══ MATERIAL PROVIDED
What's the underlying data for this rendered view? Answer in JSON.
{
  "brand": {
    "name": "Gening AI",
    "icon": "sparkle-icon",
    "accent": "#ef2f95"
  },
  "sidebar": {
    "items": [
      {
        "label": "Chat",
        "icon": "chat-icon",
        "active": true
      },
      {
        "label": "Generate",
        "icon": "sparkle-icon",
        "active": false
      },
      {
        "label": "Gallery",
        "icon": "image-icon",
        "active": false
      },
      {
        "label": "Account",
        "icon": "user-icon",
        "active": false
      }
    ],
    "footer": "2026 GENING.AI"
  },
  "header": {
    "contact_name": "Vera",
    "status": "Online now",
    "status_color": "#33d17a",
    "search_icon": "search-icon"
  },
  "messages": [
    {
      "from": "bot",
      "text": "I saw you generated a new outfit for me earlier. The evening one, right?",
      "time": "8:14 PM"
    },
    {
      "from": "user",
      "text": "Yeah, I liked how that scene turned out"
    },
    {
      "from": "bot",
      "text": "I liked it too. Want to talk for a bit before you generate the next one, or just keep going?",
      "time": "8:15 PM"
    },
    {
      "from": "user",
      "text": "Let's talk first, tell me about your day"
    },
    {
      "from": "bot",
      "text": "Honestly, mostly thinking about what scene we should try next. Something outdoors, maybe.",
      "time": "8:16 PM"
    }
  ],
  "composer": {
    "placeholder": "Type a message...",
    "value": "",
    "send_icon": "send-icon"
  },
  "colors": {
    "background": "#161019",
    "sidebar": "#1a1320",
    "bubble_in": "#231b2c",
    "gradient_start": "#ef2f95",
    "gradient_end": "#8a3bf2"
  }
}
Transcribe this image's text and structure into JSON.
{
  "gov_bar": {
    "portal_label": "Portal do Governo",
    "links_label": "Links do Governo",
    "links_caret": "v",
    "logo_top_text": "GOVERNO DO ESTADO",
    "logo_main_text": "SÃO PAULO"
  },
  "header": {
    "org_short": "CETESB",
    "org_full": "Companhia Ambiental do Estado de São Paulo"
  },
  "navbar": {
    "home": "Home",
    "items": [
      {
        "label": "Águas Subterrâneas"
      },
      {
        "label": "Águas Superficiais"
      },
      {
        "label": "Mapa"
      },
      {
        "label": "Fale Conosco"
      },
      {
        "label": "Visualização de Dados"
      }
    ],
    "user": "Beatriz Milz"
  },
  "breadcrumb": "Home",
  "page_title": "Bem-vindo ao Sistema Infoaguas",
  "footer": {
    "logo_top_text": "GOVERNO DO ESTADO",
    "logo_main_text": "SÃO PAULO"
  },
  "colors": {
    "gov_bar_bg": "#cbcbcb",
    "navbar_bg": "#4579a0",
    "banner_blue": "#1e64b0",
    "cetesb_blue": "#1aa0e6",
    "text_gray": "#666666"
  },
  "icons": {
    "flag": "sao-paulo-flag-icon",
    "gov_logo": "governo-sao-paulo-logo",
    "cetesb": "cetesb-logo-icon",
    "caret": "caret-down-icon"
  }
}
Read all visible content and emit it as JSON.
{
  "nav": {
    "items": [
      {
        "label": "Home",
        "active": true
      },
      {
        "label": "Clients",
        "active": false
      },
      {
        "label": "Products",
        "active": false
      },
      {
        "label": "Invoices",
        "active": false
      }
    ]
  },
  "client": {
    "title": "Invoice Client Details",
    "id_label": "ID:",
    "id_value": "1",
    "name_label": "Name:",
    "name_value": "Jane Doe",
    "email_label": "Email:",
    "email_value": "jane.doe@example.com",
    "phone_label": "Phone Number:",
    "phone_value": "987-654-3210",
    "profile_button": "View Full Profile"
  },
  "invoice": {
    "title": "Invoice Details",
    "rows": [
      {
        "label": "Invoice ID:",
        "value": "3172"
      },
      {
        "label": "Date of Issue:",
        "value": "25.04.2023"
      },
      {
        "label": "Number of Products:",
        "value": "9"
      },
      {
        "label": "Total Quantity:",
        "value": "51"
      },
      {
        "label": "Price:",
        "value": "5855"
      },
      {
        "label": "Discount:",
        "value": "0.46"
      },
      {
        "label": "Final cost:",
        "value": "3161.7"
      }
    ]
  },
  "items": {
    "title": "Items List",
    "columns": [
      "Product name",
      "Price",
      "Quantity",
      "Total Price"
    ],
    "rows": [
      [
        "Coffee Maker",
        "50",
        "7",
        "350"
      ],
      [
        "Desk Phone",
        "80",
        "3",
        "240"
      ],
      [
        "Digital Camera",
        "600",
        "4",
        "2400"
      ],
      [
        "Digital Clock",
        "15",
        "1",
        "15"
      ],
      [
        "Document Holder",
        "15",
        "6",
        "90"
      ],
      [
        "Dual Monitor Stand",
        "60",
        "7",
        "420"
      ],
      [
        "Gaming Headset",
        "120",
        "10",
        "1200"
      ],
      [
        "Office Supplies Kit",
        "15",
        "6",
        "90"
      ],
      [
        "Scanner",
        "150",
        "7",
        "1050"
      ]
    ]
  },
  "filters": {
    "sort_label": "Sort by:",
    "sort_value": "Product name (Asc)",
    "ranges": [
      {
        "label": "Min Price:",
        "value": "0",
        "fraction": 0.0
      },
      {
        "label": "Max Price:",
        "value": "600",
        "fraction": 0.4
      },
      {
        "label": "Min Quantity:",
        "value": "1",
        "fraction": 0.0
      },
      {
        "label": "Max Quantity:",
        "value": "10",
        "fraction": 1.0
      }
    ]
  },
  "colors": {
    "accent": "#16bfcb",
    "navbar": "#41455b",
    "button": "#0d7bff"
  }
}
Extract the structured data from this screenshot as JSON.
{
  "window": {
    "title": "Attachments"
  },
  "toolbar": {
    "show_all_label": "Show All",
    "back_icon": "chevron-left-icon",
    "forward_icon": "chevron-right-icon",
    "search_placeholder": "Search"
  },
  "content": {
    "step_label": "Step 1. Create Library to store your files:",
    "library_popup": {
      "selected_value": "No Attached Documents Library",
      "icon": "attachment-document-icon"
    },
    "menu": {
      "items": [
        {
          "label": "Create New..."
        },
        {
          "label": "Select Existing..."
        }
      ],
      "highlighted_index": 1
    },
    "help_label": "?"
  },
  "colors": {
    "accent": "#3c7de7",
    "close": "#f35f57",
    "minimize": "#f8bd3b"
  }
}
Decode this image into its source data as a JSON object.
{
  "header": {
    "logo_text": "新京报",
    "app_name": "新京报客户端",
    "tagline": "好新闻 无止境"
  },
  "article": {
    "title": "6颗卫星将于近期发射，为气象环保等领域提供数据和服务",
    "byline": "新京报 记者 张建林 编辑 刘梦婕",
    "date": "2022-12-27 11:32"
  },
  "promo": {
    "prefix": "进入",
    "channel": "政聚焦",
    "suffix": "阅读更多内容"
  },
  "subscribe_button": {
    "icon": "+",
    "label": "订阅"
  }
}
════
### WRITTEN TASK
Each line must be given again exactly as written above.

### FINAL RESULT
What's the underlying data for this rendered view? Answer in JSON.
{
  "brand": {
    "name": "Gening AI",
    "icon": "sparkle-icon",
    "accent": "#ef2f95"
  },
  "sidebar": {
    "items": [
      {
        "label": "Chat",
        "icon": "chat-icon",
        "active": true
      },
      {
        "label": "Generate",
        "icon": "sparkle-icon",
        "active": false
      },
      {
        "label": "Gallery",
        "icon": "image-icon",
        "active": false
      },
      {
        "label": "Account",
        "icon": "user-icon",
        "active": false
      }
    ],
    "footer": "2026 GENING.AI"
  },
  "header": {
    "contact_name": "Vera",
    "status": "Online now",
    "status_color": "#33d17a",
    "search_icon": "search-icon"
  },
  "messages": [
    {
      "from": "bot",
      "text": "I saw you generated a new outfit for me earlier. The evening one, right?",
      "time": "8:14 PM"
    },
    {
      "from": "user",
      "text": "Yeah, I liked how that scene turned out"
    },
    {
      "from": "bot",
      "text": "I liked it too. Want to talk for a bit before you generate the next one, or just keep going?",
      "time": "8:15 PM"
    },
    {
      "from": "user",
      "text": "Let's talk first, tell me about your day"
    },
    {
      "from": "bot",
      "text": "Honestly, mostly thinking about what scene we should try next. Something outdoors, maybe.",
      "time": "8:16 PM"
    }
  ],
  "composer": {
    "placeholder": "Type a message...",
    "value": "",
    "send_icon": "send-icon"
  },
  "colors": {
    "background": "#161019",
    "sidebar": "#1a1320",
    "bubble_in": "#231b2c",
    "gradient_start": "#ef2f95",
    "gradient_end": "#8a3bf2"
  }
}
Transcribe this image's text and structure into JSON.
{
  "gov_bar": {
    "portal_label": "Portal do Governo",
    "links_label": "Links do Governo",
    "links_caret": "v",
    "logo_top_text": "GOVERNO DO ESTADO",
    "logo_main_text": "SÃO PAULO"
  },
  "header": {
    "org_short": "CETESB",
    "org_full": "Companhia Ambiental do Estado de São Paulo"
  },
  "navbar": {
    "home": "Home",
    "items": [
      {
        "label": "Águas Subterrâneas"
      },
      {
        "label": "Águas Superficiais"
      },
      {
        "label": "Mapa"
      },
      {
        "label": "Fale Conosco"
      },
      {
        "label": "Visualização de Dados"
      }
    ],
    "user": "Beatriz Milz"
  },
  "breadcrumb": "Home",
  "page_title": "Bem-vindo ao Sistema Infoaguas",
  "footer": {
    "logo_top_text": "GOVERNO DO ESTADO",
    "logo_main_text": "SÃO PAULO"
  },
  "colors": {
    "gov_bar_bg": "#cbcbcb",
    "navbar_bg": "#4579a0",
    "banner_blue": "#1e64b0",
    "cetesb_blue": "#1aa0e6",
    "text_gray": "#666666"
  },
  "icons": {
    "flag": "sao-paulo-flag-icon",
    "gov_logo": "governo-sao-paulo-logo",
    "cetesb": "cetesb-logo-icon",
    "caret": "caret-down-icon"
  }
}
Read all visible content and emit it as JSON.
{
  "nav": {
    "items": [
      {
        "label": "Home",
        "active": true
      },
      {
        "label": "Clients",
        "active": false
      },
      {
        "label": "Products",
        "active": false
      },
      {
        "label": "Invoices",
        "active": false
      }
    ]
  },
  "client": {
    "title": "Invoice Client Details",
    "id_label": "ID:",
    "id_value": "1",
    "name_label": "Name:",
    "name_value": "Jane Doe",
    "email_label": "Email:",
    "email_value": "jane.doe@example.com",
    "phone_label": "Phone Number:",
    "phone_value": "987-654-3210",
    "profile_button": "View Full Profile"
  },
  "invoice": {
    "title": "Invoice Details",
    "rows": [
      {
        "label": "Invoice ID:",
        "value": "3172"
      },
      {
        "label": "Date of Issue:",
        "value": "25.04.2023"
      },
      {
        "label": "Number of Products:",
        "value": "9"
      },
      {
        "label": "Total Quantity:",
        "value": "51"
      },
      {
        "label": "Price:",
        "value": "5855"
      },
      {
        "label": "Discount:",
        "value": "0.46"
      },
      {
        "label": "Final cost:",
        "value": "3161.7"
      }
    ]
  },
  "items": {
    "title": "Items List",
    "columns": [
      "Product name",
      "Price",
      "Quantity",
      "Total Price"
    ],
    "rows": [
      [
        "Coffee Maker",
        "50",
        "7",
        "350"
      ],
      [
        "Desk Phone",
        "80",
        "3",
        "240"
      ],
      [
        "Digital Camera",
        "600",
        "4",
        "2400"
      ],
      [
        "Digital Clock",
        "15",
        "1",
        "15"
      ],
      [
        "Document Holder",
        "15",
        "6",
        "90"
      ],
      [
        "Dual Monitor Stand",
        "60",
        "7",
        "420"
      ],
      [
        "Gaming Headset",
        "120",
        "10",
        "1200"
      ],
      [
        "Office Supplies Kit",
        "15",
        "6",
        "90"
      ],
      [
        "Scanner",
        "150",
        "7",
        "1050"
      ]
    ]
  },
  "filters": {
    "sort_label": "Sort by:",
    "sort_value": "Product name (Asc)",
    "ranges": [
      {
        "label": "Min Price:",
        "value": "0",
        "fraction": 0.0
      },
      {
        "label": "Max Price:",
        "value": "600",
        "fraction": 0.4
      },
      {
        "label": "Min Quantity:",
        "value": "1",
        "fraction": 0.0
      },
      {
        "label": "Max Quantity:",
        "value": "10",
        "fraction": 1.0
      }
    ]
  },
  "colors": {
    "accent": "#16bfcb",
    "navbar": "#41455b",
    "button": "#0d7bff"
  }
}
Extract the structured data from this screenshot as JSON.
{
  "window": {
    "title": "Attachments"
  },
  "toolbar": {
    "show_all_label": "Show All",
    "back_icon": "chevron-left-icon",
    "forward_icon": "chevron-right-icon",
    "search_placeholder": "Search"
  },
  "content": {
    "step_label": "Step 1. Create Library to store your files:",
    "library_popup": {
      "selected_value": "No Attached Documents Library",
      "icon": "attachment-document-icon"
    },
    "menu": {
      "items": [
        {
          "label": "Create New..."
        },
        {
          "label": "Select Existing..."
        }
      ],
      "highlighted_index": 1
    },
    "help_label": "?"
  },
  "colors": {
    "accent": "#3c7de7",
    "close": "#f35f57",
    "minimize": "#f8bd3b"
  }
}
Decode this image into its source data as a JSON object.
{
  "header": {
    "logo_text": "新京报",
    "app_name": "新京报客户端",
    "tagline": "好新闻 无止境"
  },
  "article": {
    "title": "6颗卫星将于近期发射，为气象环保等领域提供数据和服务",
    "byline": "新京报 记者 张建林 编辑 刘梦婕",
    "date": "2022-12-27 11:32"
  },
  "promo": {
    "prefix": "进入",
    "channel": "政聚焦",
    "suffix": "阅读更多内容"
  },
  "subscribe_button": {
    "icon": "+",
    "label": "订阅"
  }
}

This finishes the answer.